Records from a data collection:

============

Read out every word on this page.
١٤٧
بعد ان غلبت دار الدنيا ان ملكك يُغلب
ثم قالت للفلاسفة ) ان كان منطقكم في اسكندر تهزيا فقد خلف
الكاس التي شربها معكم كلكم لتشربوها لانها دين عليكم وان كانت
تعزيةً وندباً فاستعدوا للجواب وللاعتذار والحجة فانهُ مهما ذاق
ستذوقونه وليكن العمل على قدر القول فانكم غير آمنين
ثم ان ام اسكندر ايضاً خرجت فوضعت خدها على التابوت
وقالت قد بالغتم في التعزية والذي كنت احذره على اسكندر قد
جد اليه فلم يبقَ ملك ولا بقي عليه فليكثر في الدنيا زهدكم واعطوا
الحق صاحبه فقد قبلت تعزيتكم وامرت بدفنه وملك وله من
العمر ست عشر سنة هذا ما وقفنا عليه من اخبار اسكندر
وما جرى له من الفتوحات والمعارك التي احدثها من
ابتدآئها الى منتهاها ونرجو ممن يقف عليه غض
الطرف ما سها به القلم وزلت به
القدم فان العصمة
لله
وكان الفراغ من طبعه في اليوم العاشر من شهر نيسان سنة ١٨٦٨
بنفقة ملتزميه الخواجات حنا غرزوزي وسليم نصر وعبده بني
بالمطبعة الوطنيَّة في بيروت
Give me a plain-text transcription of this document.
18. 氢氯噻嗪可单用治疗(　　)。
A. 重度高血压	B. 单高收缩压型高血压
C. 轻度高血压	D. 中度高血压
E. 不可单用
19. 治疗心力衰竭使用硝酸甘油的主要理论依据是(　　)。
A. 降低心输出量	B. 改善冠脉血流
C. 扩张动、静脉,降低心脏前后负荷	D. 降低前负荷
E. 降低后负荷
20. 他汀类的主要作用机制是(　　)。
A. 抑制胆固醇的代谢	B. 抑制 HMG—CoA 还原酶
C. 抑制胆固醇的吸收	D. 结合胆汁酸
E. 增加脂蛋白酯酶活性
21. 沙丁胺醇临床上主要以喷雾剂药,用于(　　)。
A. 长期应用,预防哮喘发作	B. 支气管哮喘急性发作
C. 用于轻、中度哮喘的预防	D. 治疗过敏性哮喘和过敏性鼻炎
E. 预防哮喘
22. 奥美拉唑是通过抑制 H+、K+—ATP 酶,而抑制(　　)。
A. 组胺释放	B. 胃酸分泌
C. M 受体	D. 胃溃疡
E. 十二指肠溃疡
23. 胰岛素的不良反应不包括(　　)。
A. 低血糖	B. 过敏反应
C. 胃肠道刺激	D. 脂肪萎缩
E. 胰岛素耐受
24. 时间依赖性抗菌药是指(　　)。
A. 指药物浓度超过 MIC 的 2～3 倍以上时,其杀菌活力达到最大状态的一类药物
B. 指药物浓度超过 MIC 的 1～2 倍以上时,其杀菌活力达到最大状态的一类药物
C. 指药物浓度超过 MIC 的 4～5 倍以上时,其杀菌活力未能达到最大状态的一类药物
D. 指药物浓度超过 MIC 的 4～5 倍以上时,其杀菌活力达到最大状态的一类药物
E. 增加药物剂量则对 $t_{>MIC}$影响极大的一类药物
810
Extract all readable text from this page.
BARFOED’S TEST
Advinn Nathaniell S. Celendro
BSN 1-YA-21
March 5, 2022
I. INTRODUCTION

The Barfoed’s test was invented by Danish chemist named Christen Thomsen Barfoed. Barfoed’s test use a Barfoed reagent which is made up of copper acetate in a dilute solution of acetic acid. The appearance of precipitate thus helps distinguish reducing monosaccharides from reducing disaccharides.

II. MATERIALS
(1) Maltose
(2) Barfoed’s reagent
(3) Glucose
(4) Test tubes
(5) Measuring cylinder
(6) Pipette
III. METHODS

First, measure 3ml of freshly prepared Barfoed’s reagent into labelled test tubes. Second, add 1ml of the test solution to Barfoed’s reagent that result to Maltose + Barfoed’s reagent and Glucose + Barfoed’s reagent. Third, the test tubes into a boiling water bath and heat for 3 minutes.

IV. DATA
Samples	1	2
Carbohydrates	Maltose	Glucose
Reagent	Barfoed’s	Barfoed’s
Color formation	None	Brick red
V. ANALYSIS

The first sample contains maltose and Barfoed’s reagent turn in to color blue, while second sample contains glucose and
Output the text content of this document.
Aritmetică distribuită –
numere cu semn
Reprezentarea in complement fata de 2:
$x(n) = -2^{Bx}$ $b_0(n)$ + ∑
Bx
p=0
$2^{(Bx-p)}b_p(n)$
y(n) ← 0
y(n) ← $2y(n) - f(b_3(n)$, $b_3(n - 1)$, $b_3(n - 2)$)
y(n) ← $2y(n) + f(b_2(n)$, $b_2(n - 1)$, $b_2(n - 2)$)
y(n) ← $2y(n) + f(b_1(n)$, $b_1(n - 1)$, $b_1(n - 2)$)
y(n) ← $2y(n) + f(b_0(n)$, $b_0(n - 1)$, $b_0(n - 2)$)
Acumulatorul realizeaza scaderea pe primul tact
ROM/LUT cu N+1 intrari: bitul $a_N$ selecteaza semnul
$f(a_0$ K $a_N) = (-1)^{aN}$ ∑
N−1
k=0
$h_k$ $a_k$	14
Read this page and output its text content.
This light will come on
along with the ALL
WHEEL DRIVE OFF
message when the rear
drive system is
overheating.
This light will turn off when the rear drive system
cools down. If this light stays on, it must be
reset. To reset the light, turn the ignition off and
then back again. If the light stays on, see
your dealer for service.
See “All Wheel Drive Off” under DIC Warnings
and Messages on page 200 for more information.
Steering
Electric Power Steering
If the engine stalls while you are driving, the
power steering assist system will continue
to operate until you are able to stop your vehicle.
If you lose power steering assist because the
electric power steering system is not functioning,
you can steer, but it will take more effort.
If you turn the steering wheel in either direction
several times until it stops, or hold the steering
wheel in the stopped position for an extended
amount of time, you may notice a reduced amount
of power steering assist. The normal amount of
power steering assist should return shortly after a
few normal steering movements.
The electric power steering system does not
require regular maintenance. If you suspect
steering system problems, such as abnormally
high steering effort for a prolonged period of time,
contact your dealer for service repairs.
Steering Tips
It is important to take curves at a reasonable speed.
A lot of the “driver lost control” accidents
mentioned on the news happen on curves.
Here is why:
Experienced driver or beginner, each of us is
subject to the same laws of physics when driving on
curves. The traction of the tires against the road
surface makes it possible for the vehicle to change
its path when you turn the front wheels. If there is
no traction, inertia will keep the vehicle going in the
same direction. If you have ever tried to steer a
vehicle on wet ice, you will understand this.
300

============

Short task:
Write all of the records out again exactly.

The response:
Read out every word on this page.
١٤٧
بعد ان غلبت دار الدنيا ان ملكك يُغلب
ثم قالت للفلاسفة ) ان كان منطقكم في اسكندر تهزيا فقد خلف
الكاس التي شربها معكم كلكم لتشربوها لانها دين عليكم وان كانت
تعزيةً وندباً فاستعدوا للجواب وللاعتذار والحجة فانهُ مهما ذاق
ستذوقونه وليكن العمل على قدر القول فانكم غير آمنين
ثم ان ام اسكندر ايضاً خرجت فوضعت خدها على التابوت
وقالت قد بالغتم في التعزية والذي كنت احذره على اسكندر قد
جد اليه فلم يبقَ ملك ولا بقي عليه فليكثر في الدنيا زهدكم واعطوا
الحق صاحبه فقد قبلت تعزيتكم وامرت بدفنه وملك وله من
العمر ست عشر سنة هذا ما وقفنا عليه من اخبار اسكندر
وما جرى له من الفتوحات والمعارك التي احدثها من
ابتدآئها الى منتهاها ونرجو ممن يقف عليه غض
الطرف ما سها به القلم وزلت به
القدم فان العصمة
لله
وكان الفراغ من طبعه في اليوم العاشر من شهر نيسان سنة ١٨٦٨
بنفقة ملتزميه الخواجات حنا غرزوزي وسليم نصر وعبده بني
بالمطبعة الوطنيَّة في بيروت
Give me a plain-text transcription of this document.
18. 氢氯噻嗪可单用治疗(　　)。
A. 重度高血压	B. 单高收缩压型高血压
C. 轻度高血压	D. 中度高血压
E. 不可单用
19. 治疗心力衰竭使用硝酸甘油的主要理论依据是(　　)。
A. 降低心输出量	B. 改善冠脉血流
C. 扩张动、静脉,降低心脏前后负荷	D. 降低前负荷
E. 降低后负荷
20. 他汀类的主要作用机制是(　　)。
A. 抑制胆固醇的代谢	B. 抑制 HMG—CoA 还原酶
C. 抑制胆固醇的吸收	D. 结合胆汁酸
E. 增加脂蛋白酯酶活性
21. 沙丁胺醇临床上主要以喷雾剂药,用于(　　)。
A. 长期应用,预防哮喘发作	B. 支气管哮喘急性发作
C. 用于轻、中度哮喘的预防	D. 治疗过敏性哮喘和过敏性鼻炎
E. 预防哮喘
22. 奥美拉唑是通过抑制 H+、K+—ATP 酶,而抑制(　　)。
A. 组胺释放	B. 胃酸分泌
C. M 受体	D. 胃溃疡
E. 十二指肠溃疡
23. 胰岛素的不良反应不包括(　　)。
A. 低血糖	B. 过敏反应
C. 胃肠道刺激	D. 脂肪萎缩
E. 胰岛素耐受
24. 时间依赖性抗菌药是指(　　)。
A. 指药物浓度超过 MIC 的 2～3 倍以上时,其杀菌活力达到最大状态的一类药物
B. 指药物浓度超过 MIC 的 1～2 倍以上时,其杀菌活力达到最大状态的一类药物
C. 指药物浓度超过 MIC 的 4～5 倍以上时,其杀菌活力未能达到最大状态的一类药物
D. 指药物浓度超过 MIC 的 4～5 倍以上时,其杀菌活力达到最大状态的一类药物
E. 增加药物剂量则对 $t_{>MIC}$影响极大的一类药物
810
Extract all readable text from this page.
BARFOED’S TEST
Advinn Nathaniell S. Celendro
BSN 1-YA-21
March 5, 2022
I. INTRODUCTION

The Barfoed’s test was invented by Danish chemist named Christen Thomsen Barfoed. Barfoed’s test use a Barfoed reagent which is made up of copper acetate in a dilute solution of acetic acid. The appearance of precipitate thus helps distinguish reducing monosaccharides from reducing disaccharides.

II. MATERIALS
(1) Maltose
(2) Barfoed’s reagent
(3) Glucose
(4) Test tubes
(5) Measuring cylinder
(6) Pipette
III. METHODS

First, measure 3ml of freshly prepared Barfoed’s reagent into labelled test tubes. Second, add 1ml of the test solution to Barfoed’s reagent that result to Maltose + Barfoed’s reagent and Glucose + Barfoed’s reagent. Third, the test tubes into a boiling water bath and heat for 3 minutes.

IV. DATA
Samples	1	2
Carbohydrates	Maltose	Glucose
Reagent	Barfoed’s	Barfoed’s
Color formation	None	Brick red
V. ANALYSIS

The first sample contains maltose and Barfoed’s reagent turn in to color blue, while second sample contains glucose and
Output the text content of this document.
Aritmetică distribuită –
numere cu semn
Reprezentarea in complement fata de 2:
$x(n) = -2^{Bx}$ $b_0(n)$ + ∑
Bx
p=0
$2^{(Bx-p)}b_p(n)$
y(n) ← 0
y(n) ← $2y(n) - f(b_3(n)$, $b_3(n - 1)$, $b_3(n - 2)$)
y(n) ← $2y(n) + f(b_2(n)$, $b_2(n - 1)$, $b_2(n - 2)$)
y(n) ← $2y(n) + f(b_1(n)$, $b_1(n - 1)$, $b_1(n - 2)$)
y(n) ← $2y(n) + f(b_0(n)$, $b_0(n - 1)$, $b_0(n - 2)$)
Acumulatorul realizeaza scaderea pe primul tact
ROM/LUT cu N+1 intrari: bitul $a_N$ selecteaza semnul
$f(a_0$ K $a_N) = (-1)^{aN}$ ∑
N−1
k=0
$h_k$ $a_k$	14
Read this page and output its text content.
This light will come on
along with the ALL
WHEEL DRIVE OFF
message when the rear
drive system is
overheating.
This light will turn off when the rear drive system
cools down. If this light stays on, it must be
reset. To reset the light, turn the ignition off and
then back again. If the light stays on, see
your dealer for service.
See “All Wheel Drive Off” under DIC Warnings
and Messages on page 200 for more information.
Steering
Electric Power Steering
If the engine stalls while you are driving, the
power steering assist system will continue
to operate until you are able to stop your vehicle.
If you lose power steering assist because the
electric power steering system is not functioning,
you can steer, but it will take more effort.
If you turn the steering wheel in either direction
several times until it stops, or hold the steering
wheel in the stopped position for an extended
amount of time, you may notice a reduced amount
of power steering assist. The normal amount of
power steering assist should return shortly after a
few normal steering movements.
The electric power steering system does not
require regular maintenance. If you suspect
steering system problems, such as abnormally
high steering effort for a prolonged period of time,
contact your dealer for service repairs.
Steering Tips
It is important to take curves at a reasonable speed.
A lot of the “driver lost control” accidents
mentioned on the news happen on curves.
Here is why:
Experienced driver or beginner, each of us is
subject to the same laws of physics when driving on
curves. The traction of the tires against the road
surface makes it possible for the vehicle to change
its path when you turn the front wheels. If there is
no traction, inertia will keep the vehicle going in the
same direction. If you have ever tried to steer a
vehicle on wet ice, you will understand this.
300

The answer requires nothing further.